Every entry below should be repeated exactly; the pictures should not.

- _DATA_
########################################
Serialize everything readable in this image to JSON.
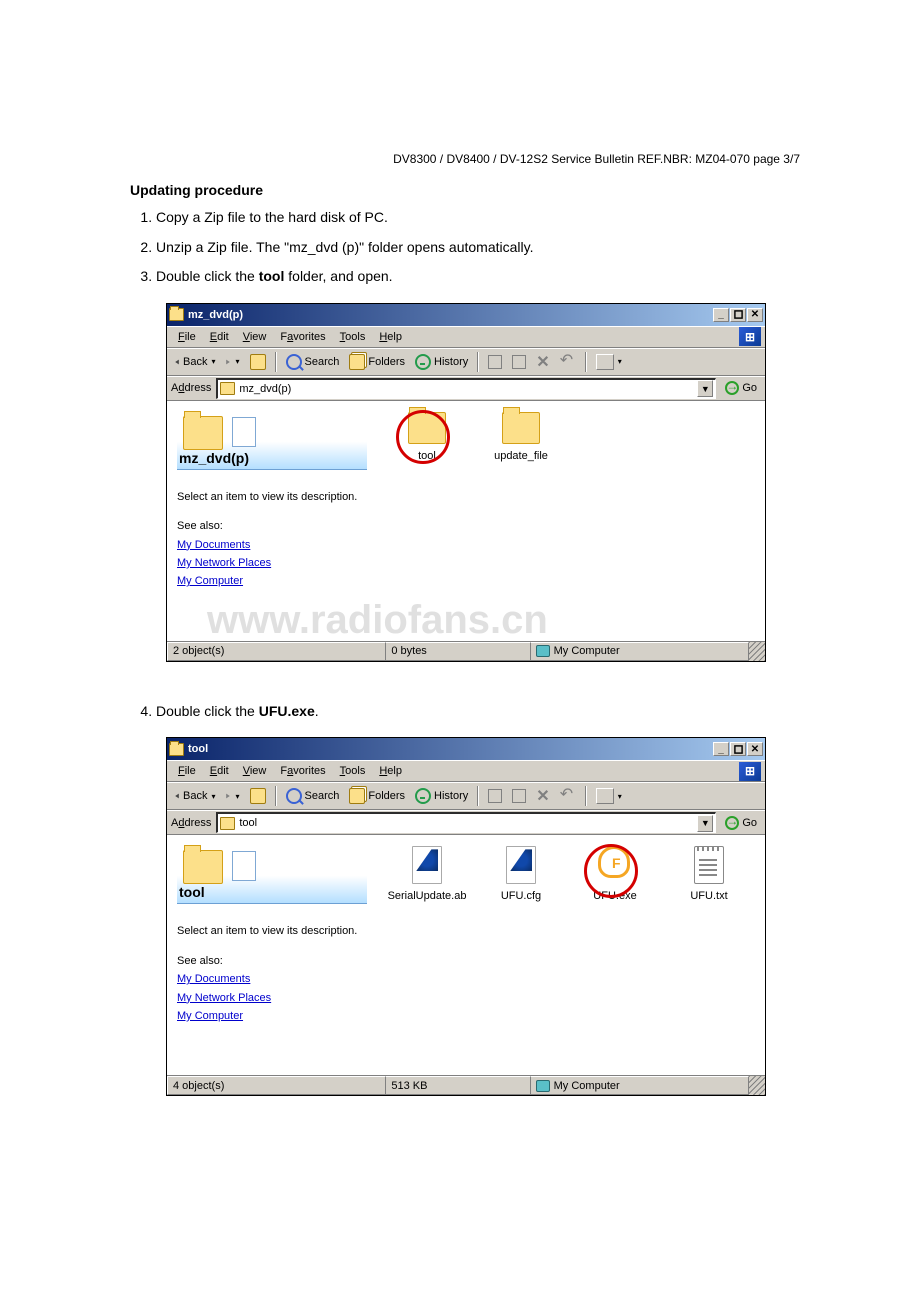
{
  "header": "DV8300 / DV8400 / DV-12S2 Service Bulletin REF.NBR: MZ04-070    page 3/7",
  "heading": "Updating procedure",
  "steps": {
    "s1": "Copy a Zip file to the hard disk of PC.",
    "s2": "Unzip a Zip file. The \"mz_dvd (p)\" folder opens automatically.",
    "s3_pre": "Double click the ",
    "s3_bold": "tool",
    "s3_post": " folder, and open.",
    "s4_pre": "Double click the ",
    "s4_bold": "UFU.exe",
    "s4_post": "."
  },
  "watermark": "www.radiofans.cn",
  "win1": {
    "title": "mz_dvd(p)",
    "menu": {
      "file": "File",
      "edit": "Edit",
      "view": "View",
      "fav": "Favorites",
      "tools": "Tools",
      "help": "Help"
    },
    "tb": {
      "back": "Back",
      "search": "Search",
      "folders": "Folders",
      "history": "History"
    },
    "addr_label": "Address",
    "addr_value": "mz_dvd(p)",
    "go": "Go",
    "panel": {
      "title": "mz_dvd(p)",
      "desc": "Select an item to view its description.",
      "see": "See also:",
      "l1": "My Documents",
      "l2": "My Network Places",
      "l3": "My Computer"
    },
    "items": [
      "tool",
      "update_file"
    ],
    "status": {
      "count": "2 object(s)",
      "size": "0 bytes",
      "loc": "My Computer"
    }
  },
  "win2": {
    "title": "tool",
    "menu": {
      "file": "File",
      "edit": "Edit",
      "view": "View",
      "fav": "Favorites",
      "tools": "Tools",
      "help": "Help"
    },
    "tb": {
      "back": "Back",
      "search": "Search",
      "folders": "Folders",
      "history": "History"
    },
    "addr_label": "Address",
    "addr_value": "tool",
    "go": "Go",
    "panel": {
      "title": "tool",
      "desc": "Select an item to view its description.",
      "see": "See also:",
      "l1": "My Documents",
      "l2": "My Network Places",
      "l3": "My Computer"
    },
    "items": [
      "SerialUpdate.ab",
      "UFU.cfg",
      "UFU.exe",
      "UFU.txt"
    ],
    "status": {
      "count": "4 object(s)",
      "size": "513 KB",
      "loc": "My Computer"
    }
  }
}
########################################
- _RESULT OF THE TASK_
Serialize everything readable in this image to JSON.
{
  "header": "DV8300 / DV8400 / DV-12S2 Service Bulletin REF.NBR: MZ04-070    page 3/7",
  "heading": "Updating procedure",
  "steps": {
    "s1": "Copy a Zip file to the hard disk of PC.",
    "s2": "Unzip a Zip file. The \"mz_dvd (p)\" folder opens automatically.",
    "s3_pre": "Double click the ",
    "s3_bold": "tool",
    "s3_post": " folder, and open.",
    "s4_pre": "Double click the ",
    "s4_bold": "UFU.exe",
    "s4_post": "."
  },
  "watermark": "www.radiofans.cn",
  "win1": {
    "title": "mz_dvd(p)",
    "menu": {
      "file": "File",
      "edit": "Edit",
      "view": "View",
      "fav": "Favorites",
      "tools": "Tools",
      "help": "Help"
    },
    "tb": {
      "back": "Back",
      "search": "Search",
      "folders": "Folders",
      "history": "History"
    },
    "addr_label": "Address",
    "addr_value": "mz_dvd(p)",
    "go": "Go",
    "panel": {
      "title": "mz_dvd(p)",
      "desc": "Select an item to view its description.",
      "see": "See also:",
      "l1": "My Documents",
      "l2": "My Network Places",
      "l3": "My Computer"
    },
    "items": [
      "tool",
      "update_file"
    ],
    "status": {
      "count": "2 object(s)",
      "size": "0 bytes",
      "loc": "My Computer"
    }
  },
  "win2": {
    "title": "tool",
    "menu": {
      "file": "File",
      "edit": "Edit",
      "view": "View",
      "fav": "Favorites",
      "tools": "Tools",
      "help": "Help"
    },
    "tb": {
      "back": "Back",
      "search": "Search",
      "folders": "Folders",
      "history": "History"
    },
    "addr_label": "Address",
    "addr_value": "tool",
    "go": "Go",
    "panel": {
      "title": "tool",
      "desc": "Select an item to view its description.",
      "see": "See also:",
      "l1": "My Documents",
      "l2": "My Network Places",
      "l3": "My Computer"
    },
    "items": [
      "SerialUpdate.ab",
      "UFU.cfg",
      "UFU.exe",
      "UFU.txt"
    ],
    "status": {
      "count": "4 object(s)",
      "size": "513 KB",
      "loc": "My Computer"
    }
  }
}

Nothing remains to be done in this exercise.